• REQUIRED TASK: Images should be left out, and everything else in the listing reproduced exactly.
+++ THE RECORDS +++
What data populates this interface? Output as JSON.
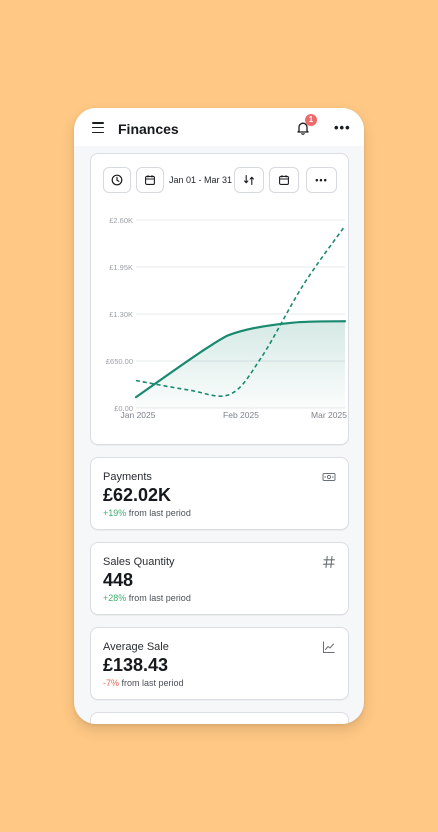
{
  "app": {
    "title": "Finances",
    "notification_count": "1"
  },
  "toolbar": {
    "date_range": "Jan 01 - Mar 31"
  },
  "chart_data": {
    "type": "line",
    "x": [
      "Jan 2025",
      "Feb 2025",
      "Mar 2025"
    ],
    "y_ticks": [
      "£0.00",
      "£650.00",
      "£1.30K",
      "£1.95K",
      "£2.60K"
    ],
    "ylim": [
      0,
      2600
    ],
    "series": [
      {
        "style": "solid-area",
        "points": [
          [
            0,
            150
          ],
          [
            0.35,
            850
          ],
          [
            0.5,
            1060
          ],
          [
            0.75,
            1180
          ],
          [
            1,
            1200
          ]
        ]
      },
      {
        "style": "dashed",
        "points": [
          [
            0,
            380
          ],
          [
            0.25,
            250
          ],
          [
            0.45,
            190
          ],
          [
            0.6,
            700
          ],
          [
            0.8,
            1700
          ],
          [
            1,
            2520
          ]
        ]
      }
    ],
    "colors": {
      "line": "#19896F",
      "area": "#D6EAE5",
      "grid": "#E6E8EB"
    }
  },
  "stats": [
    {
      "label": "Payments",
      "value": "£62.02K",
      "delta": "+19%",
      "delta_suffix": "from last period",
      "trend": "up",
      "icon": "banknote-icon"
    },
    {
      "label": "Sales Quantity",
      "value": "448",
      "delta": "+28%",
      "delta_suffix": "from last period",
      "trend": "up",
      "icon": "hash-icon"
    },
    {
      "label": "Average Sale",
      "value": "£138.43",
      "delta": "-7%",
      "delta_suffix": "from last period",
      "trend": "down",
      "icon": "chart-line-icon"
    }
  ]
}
+++
• FINAL RESULT:
What data populates this interface? Output as JSON.
{
  "app": {
    "title": "Finances",
    "notification_count": "1"
  },
  "toolbar": {
    "date_range": "Jan 01 - Mar 31"
  },
  "chart_data": {
    "type": "line",
    "x": [
      "Jan 2025",
      "Feb 2025",
      "Mar 2025"
    ],
    "y_ticks": [
      "£0.00",
      "£650.00",
      "£1.30K",
      "£1.95K",
      "£2.60K"
    ],
    "ylim": [
      0,
      2600
    ],
    "series": [
      {
        "style": "solid-area",
        "points": [
          [
            0,
            150
          ],
          [
            0.35,
            850
          ],
          [
            0.5,
            1060
          ],
          [
            0.75,
            1180
          ],
          [
            1,
            1200
          ]
        ]
      },
      {
        "style": "dashed",
        "points": [
          [
            0,
            380
          ],
          [
            0.25,
            250
          ],
          [
            0.45,
            190
          ],
          [
            0.6,
            700
          ],
          [
            0.8,
            1700
          ],
          [
            1,
            2520
          ]
        ]
      }
    ],
    "colors": {
      "line": "#19896F",
      "area": "#D6EAE5",
      "grid": "#E6E8EB"
    }
  },
  "stats": [
    {
      "label": "Payments",
      "value": "£62.02K",
      "delta": "+19%",
      "delta_suffix": "from last period",
      "trend": "up",
      "icon": "banknote-icon"
    },
    {
      "label": "Sales Quantity",
      "value": "448",
      "delta": "+28%",
      "delta_suffix": "from last period",
      "trend": "up",
      "icon": "hash-icon"
    },
    {
      "label": "Average Sale",
      "value": "£138.43",
      "delta": "-7%",
      "delta_suffix": "from last period",
      "trend": "down",
      "icon": "chart-line-icon"
    }
  ]
}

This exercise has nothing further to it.